[Stored data entries]
- - -

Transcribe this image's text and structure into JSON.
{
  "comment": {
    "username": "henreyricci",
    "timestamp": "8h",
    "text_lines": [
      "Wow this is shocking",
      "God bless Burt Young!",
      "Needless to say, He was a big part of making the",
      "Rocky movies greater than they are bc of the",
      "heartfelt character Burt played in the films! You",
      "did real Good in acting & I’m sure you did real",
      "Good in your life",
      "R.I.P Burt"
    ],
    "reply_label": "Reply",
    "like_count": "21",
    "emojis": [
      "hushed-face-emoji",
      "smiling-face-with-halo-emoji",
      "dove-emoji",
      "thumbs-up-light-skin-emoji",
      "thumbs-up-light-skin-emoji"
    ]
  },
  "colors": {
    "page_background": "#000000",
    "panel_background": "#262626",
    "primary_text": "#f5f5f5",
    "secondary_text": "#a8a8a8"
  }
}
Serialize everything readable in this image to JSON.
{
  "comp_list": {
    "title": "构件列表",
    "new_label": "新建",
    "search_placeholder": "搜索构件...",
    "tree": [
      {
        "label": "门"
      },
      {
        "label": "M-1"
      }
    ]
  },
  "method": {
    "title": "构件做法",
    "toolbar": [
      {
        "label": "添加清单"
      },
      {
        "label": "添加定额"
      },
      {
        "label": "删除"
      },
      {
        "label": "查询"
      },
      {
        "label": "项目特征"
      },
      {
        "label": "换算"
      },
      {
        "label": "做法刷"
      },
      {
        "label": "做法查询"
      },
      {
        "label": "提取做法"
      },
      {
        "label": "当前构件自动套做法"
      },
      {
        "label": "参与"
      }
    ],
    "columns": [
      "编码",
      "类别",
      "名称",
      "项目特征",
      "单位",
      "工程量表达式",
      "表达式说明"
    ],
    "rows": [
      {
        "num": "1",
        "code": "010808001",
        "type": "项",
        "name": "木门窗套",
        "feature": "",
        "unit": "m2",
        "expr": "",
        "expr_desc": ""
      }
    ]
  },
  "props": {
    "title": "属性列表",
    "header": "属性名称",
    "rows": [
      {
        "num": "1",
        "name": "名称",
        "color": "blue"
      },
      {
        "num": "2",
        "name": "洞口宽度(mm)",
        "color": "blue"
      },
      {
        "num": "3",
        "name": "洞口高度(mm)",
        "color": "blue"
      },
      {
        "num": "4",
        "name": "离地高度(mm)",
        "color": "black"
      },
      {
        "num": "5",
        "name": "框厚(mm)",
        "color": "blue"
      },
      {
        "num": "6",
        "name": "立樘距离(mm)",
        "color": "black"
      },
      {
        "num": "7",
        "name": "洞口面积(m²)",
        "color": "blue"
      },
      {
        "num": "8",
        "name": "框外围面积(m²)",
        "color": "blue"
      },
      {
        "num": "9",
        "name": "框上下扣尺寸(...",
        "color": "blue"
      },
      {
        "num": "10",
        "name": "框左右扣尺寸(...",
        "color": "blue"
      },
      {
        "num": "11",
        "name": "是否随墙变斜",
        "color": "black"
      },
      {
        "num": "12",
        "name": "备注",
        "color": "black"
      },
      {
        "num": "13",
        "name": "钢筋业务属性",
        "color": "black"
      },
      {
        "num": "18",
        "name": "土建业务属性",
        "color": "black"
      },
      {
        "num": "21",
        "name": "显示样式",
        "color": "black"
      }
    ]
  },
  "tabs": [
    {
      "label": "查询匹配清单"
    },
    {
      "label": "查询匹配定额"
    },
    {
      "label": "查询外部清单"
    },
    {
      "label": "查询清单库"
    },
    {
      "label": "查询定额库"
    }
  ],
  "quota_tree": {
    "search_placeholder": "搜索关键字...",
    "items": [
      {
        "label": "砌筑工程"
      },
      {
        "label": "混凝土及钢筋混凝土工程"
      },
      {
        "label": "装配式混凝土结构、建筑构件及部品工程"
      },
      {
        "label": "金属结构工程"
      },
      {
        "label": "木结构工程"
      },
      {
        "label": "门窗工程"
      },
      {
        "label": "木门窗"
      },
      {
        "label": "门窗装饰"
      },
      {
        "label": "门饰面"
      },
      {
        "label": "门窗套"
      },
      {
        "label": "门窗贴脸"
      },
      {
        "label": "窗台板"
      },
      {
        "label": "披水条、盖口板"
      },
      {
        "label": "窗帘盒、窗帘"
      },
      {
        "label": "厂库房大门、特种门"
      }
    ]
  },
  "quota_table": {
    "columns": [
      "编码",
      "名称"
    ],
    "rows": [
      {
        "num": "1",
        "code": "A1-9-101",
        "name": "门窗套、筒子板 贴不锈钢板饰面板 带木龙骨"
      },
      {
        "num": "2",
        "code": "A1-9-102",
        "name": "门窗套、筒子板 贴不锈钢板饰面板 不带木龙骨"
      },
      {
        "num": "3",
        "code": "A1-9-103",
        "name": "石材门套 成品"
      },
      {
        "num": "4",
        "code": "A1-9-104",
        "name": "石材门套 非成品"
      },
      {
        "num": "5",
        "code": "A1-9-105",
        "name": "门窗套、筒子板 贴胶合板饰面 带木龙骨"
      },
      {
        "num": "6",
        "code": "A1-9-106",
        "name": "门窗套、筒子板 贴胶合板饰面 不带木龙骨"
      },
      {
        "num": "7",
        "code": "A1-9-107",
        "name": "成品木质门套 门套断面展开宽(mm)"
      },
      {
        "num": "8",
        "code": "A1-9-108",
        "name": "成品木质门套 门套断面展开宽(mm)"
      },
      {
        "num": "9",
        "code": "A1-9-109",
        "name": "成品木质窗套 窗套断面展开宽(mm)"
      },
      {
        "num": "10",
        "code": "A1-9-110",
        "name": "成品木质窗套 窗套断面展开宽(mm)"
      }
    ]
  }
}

- - -

## What is being asked
Copy out the data shown above without altering anything.

## Answer below
Transcribe this image's text and structure into JSON.
{
  "comment": {
    "username": "henreyricci",
    "timestamp": "8h",
    "text_lines": [
      "Wow this is shocking",
      "God bless Burt Young!",
      "Needless to say, He was a big part of making the",
      "Rocky movies greater than they are bc of the",
      "heartfelt character Burt played in the films! You",
      "did real Good in acting & I’m sure you did real",
      "Good in your life",
      "R.I.P Burt"
    ],
    "reply_label": "Reply",
    "like_count": "21",
    "emojis": [
      "hushed-face-emoji",
      "smiling-face-with-halo-emoji",
      "dove-emoji",
      "thumbs-up-light-skin-emoji",
      "thumbs-up-light-skin-emoji"
    ]
  },
  "colors": {
    "page_background": "#000000",
    "panel_background": "#262626",
    "primary_text": "#f5f5f5",
    "secondary_text": "#a8a8a8"
  }
}
Serialize everything readable in this image to JSON.
{
  "comp_list": {
    "title": "构件列表",
    "new_label": "新建",
    "search_placeholder": "搜索构件...",
    "tree": [
      {
        "label": "门"
      },
      {
        "label": "M-1"
      }
    ]
  },
  "method": {
    "title": "构件做法",
    "toolbar": [
      {
        "label": "添加清单"
      },
      {
        "label": "添加定额"
      },
      {
        "label": "删除"
      },
      {
        "label": "查询"
      },
      {
        "label": "项目特征"
      },
      {
        "label": "换算"
      },
      {
        "label": "做法刷"
      },
      {
        "label": "做法查询"
      },
      {
        "label": "提取做法"
      },
      {
        "label": "当前构件自动套做法"
      },
      {
        "label": "参与"
      }
    ],
    "columns": [
      "编码",
      "类别",
      "名称",
      "项目特征",
      "单位",
      "工程量表达式",
      "表达式说明"
    ],
    "rows": [
      {
        "num": "1",
        "code": "010808001",
        "type": "项",
        "name": "木门窗套",
        "feature": "",
        "unit": "m2",
        "expr": "",
        "expr_desc": ""
      }
    ]
  },
  "props": {
    "title": "属性列表",
    "header": "属性名称",
    "rows": [
      {
        "num": "1",
        "name": "名称",
        "color": "blue"
      },
      {
        "num": "2",
        "name": "洞口宽度(mm)",
        "color": "blue"
      },
      {
        "num": "3",
        "name": "洞口高度(mm)",
        "color": "blue"
      },
      {
        "num": "4",
        "name": "离地高度(mm)",
        "color": "black"
      },
      {
        "num": "5",
        "name": "框厚(mm)",
        "color": "blue"
      },
      {
        "num": "6",
        "name": "立樘距离(mm)",
        "color": "black"
      },
      {
        "num": "7",
        "name": "洞口面积(m²)",
        "color": "blue"
      },
      {
        "num": "8",
        "name": "框外围面积(m²)",
        "color": "blue"
      },
      {
        "num": "9",
        "name": "框上下扣尺寸(...",
        "color": "blue"
      },
      {
        "num": "10",
        "name": "框左右扣尺寸(...",
        "color": "blue"
      },
      {
        "num": "11",
        "name": "是否随墙变斜",
        "color": "black"
      },
      {
        "num": "12",
        "name": "备注",
        "color": "black"
      },
      {
        "num": "13",
        "name": "钢筋业务属性",
        "color": "black"
      },
      {
        "num": "18",
        "name": "土建业务属性",
        "color": "black"
      },
      {
        "num": "21",
        "name": "显示样式",
        "color": "black"
      }
    ]
  },
  "tabs": [
    {
      "label": "查询匹配清单"
    },
    {
      "label": "查询匹配定额"
    },
    {
      "label": "查询外部清单"
    },
    {
      "label": "查询清单库"
    },
    {
      "label": "查询定额库"
    }
  ],
  "quota_tree": {
    "search_placeholder": "搜索关键字...",
    "items": [
      {
        "label": "砌筑工程"
      },
      {
        "label": "混凝土及钢筋混凝土工程"
      },
      {
        "label": "装配式混凝土结构、建筑构件及部品工程"
      },
      {
        "label": "金属结构工程"
      },
      {
        "label": "木结构工程"
      },
      {
        "label": "门窗工程"
      },
      {
        "label": "木门窗"
      },
      {
        "label": "门窗装饰"
      },
      {
        "label": "门饰面"
      },
      {
        "label": "门窗套"
      },
      {
        "label": "门窗贴脸"
      },
      {
        "label": "窗台板"
      },
      {
        "label": "披水条、盖口板"
      },
      {
        "label": "窗帘盒、窗帘"
      },
      {
        "label": "厂库房大门、特种门"
      }
    ]
  },
  "quota_table": {
    "columns": [
      "编码",
      "名称"
    ],
    "rows": [
      {
        "num": "1",
        "code": "A1-9-101",
        "name": "门窗套、筒子板 贴不锈钢板饰面板 带木龙骨"
      },
      {
        "num": "2",
        "code": "A1-9-102",
        "name": "门窗套、筒子板 贴不锈钢板饰面板 不带木龙骨"
      },
      {
        "num": "3",
        "code": "A1-9-103",
        "name": "石材门套 成品"
      },
      {
        "num": "4",
        "code": "A1-9-104",
        "name": "石材门套 非成品"
      },
      {
        "num": "5",
        "code": "A1-9-105",
        "name": "门窗套、筒子板 贴胶合板饰面 带木龙骨"
      },
      {
        "num": "6",
        "code": "A1-9-106",
        "name": "门窗套、筒子板 贴胶合板饰面 不带木龙骨"
      },
      {
        "num": "7",
        "code": "A1-9-107",
        "name": "成品木质门套 门套断面展开宽(mm)"
      },
      {
        "num": "8",
        "code": "A1-9-108",
        "name": "成品木质门套 门套断面展开宽(mm)"
      },
      {
        "num": "9",
        "code": "A1-9-109",
        "name": "成品木质窗套 窗套断面展开宽(mm)"
      },
      {
        "num": "10",
        "code": "A1-9-110",
        "name": "成品木质窗套 窗套断面展开宽(mm)"
      }
    ]
  }
}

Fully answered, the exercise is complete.